━━ Records for this exercise
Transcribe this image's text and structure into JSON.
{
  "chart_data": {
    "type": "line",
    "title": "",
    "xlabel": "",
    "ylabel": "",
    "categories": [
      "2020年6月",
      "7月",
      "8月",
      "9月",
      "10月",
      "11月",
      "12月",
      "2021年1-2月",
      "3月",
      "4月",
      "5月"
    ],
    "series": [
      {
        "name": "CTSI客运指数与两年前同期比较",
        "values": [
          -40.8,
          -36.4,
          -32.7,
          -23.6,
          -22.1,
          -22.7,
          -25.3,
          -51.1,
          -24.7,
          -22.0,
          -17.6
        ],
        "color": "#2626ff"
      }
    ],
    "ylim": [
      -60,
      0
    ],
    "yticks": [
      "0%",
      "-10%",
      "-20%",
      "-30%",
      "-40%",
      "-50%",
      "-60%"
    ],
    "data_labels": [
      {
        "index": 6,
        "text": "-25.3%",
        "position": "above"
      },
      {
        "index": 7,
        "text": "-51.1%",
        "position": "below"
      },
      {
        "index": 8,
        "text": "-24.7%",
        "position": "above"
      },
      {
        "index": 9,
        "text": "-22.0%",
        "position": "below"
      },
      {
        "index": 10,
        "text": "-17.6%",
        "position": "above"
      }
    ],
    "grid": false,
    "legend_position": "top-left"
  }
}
━━━━
Aim of the exercise
Give all the entries again exactly; leave none out.

Response to this task
Transcribe this image's text and structure into JSON.
{
  "chart_data": {
    "type": "line",
    "title": "",
    "xlabel": "",
    "ylabel": "",
    "categories": [
      "2020年6月",
      "7月",
      "8月",
      "9月",
      "10月",
      "11月",
      "12月",
      "2021年1-2月",
      "3月",
      "4月",
      "5月"
    ],
    "series": [
      {
        "name": "CTSI客运指数与两年前同期比较",
        "values": [
          -40.8,
          -36.4,
          -32.7,
          -23.6,
          -22.1,
          -22.7,
          -25.3,
          -51.1,
          -24.7,
          -22.0,
          -17.6
        ],
        "color": "#2626ff"
      }
    ],
    "ylim": [
      -60,
      0
    ],
    "yticks": [
      "0%",
      "-10%",
      "-20%",
      "-30%",
      "-40%",
      "-50%",
      "-60%"
    ],
    "data_labels": [
      {
        "index": 6,
        "text": "-25.3%",
        "position": "above"
      },
      {
        "index": 7,
        "text": "-51.1%",
        "position": "below"
      },
      {
        "index": 8,
        "text": "-24.7%",
        "position": "above"
      },
      {
        "index": 9,
        "text": "-22.0%",
        "position": "below"
      },
      {
        "index": 10,
        "text": "-17.6%",
        "position": "above"
      }
    ],
    "grid": false,
    "legend_position": "top-left"
  }
}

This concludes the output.